_WHAT NEEDS TO BE DONE:_ Identify all lines below that hold "JSON" and collect them.

Stored items from a collection:

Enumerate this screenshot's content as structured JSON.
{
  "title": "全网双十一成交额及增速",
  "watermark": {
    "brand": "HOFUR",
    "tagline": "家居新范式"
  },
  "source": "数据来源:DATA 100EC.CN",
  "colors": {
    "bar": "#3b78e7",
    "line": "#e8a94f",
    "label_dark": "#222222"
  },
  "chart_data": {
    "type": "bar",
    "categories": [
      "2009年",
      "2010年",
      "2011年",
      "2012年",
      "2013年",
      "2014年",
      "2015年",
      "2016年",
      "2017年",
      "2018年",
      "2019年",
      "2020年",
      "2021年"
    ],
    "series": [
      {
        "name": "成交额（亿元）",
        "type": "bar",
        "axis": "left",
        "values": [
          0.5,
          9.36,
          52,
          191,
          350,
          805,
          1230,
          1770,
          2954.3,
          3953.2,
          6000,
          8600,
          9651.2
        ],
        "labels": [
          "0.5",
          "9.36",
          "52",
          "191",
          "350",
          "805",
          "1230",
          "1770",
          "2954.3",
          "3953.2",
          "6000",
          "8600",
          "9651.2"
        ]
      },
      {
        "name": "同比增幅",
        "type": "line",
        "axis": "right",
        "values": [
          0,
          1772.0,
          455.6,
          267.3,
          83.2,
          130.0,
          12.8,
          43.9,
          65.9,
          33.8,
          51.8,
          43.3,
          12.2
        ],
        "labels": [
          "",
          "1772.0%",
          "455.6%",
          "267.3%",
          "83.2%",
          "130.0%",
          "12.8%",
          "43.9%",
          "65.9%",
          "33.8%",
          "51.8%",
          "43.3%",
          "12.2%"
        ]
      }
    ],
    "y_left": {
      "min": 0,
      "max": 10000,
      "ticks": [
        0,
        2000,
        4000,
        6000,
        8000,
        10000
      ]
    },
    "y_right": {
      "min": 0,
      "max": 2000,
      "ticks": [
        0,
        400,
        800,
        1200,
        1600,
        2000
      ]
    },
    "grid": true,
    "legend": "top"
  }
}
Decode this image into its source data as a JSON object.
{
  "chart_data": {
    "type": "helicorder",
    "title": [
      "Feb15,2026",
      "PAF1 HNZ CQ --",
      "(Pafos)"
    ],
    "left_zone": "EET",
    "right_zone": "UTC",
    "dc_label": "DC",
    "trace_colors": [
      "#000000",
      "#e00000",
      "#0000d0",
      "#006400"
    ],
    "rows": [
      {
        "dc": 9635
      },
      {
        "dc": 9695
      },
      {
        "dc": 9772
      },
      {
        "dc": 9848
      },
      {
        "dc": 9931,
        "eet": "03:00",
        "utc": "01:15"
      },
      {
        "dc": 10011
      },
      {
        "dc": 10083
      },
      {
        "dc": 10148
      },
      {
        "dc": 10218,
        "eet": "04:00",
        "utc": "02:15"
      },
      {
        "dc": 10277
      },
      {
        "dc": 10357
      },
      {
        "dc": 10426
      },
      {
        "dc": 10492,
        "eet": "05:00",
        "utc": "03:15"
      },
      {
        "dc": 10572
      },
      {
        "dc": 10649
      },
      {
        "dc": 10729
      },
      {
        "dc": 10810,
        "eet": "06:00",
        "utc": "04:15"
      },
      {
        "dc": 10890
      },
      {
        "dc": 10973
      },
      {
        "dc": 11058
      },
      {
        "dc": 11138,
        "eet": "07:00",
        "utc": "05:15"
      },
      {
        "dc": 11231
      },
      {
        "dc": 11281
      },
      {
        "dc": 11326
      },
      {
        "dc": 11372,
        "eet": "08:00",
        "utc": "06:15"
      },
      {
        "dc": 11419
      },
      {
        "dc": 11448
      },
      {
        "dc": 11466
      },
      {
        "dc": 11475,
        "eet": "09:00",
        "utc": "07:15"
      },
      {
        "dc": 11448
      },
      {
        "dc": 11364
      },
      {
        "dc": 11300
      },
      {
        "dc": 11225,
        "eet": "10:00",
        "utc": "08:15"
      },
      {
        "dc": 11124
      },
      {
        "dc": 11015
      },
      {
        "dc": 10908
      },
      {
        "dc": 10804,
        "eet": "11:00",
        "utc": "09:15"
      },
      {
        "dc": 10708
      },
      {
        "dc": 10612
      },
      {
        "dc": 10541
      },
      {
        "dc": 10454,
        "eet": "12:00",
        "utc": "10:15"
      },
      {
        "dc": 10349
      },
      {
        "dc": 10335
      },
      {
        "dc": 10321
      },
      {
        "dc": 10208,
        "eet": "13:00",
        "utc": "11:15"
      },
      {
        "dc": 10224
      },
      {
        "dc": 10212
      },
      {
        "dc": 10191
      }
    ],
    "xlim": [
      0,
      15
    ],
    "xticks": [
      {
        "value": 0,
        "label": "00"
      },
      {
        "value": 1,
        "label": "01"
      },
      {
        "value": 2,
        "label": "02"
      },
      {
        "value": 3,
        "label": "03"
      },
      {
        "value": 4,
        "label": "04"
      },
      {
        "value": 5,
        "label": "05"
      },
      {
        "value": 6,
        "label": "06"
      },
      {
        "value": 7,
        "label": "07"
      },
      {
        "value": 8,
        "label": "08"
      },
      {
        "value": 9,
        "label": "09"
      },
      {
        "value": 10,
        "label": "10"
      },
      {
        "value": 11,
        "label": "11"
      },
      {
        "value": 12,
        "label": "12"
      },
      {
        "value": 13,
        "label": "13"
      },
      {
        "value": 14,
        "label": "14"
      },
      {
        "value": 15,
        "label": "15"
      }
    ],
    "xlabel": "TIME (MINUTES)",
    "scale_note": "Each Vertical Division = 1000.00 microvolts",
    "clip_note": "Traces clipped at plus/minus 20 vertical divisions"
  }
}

_WRITTEN REPLY:_
Enumerate this screenshot's content as structured JSON.
Decode this image into its source data as a JSON object.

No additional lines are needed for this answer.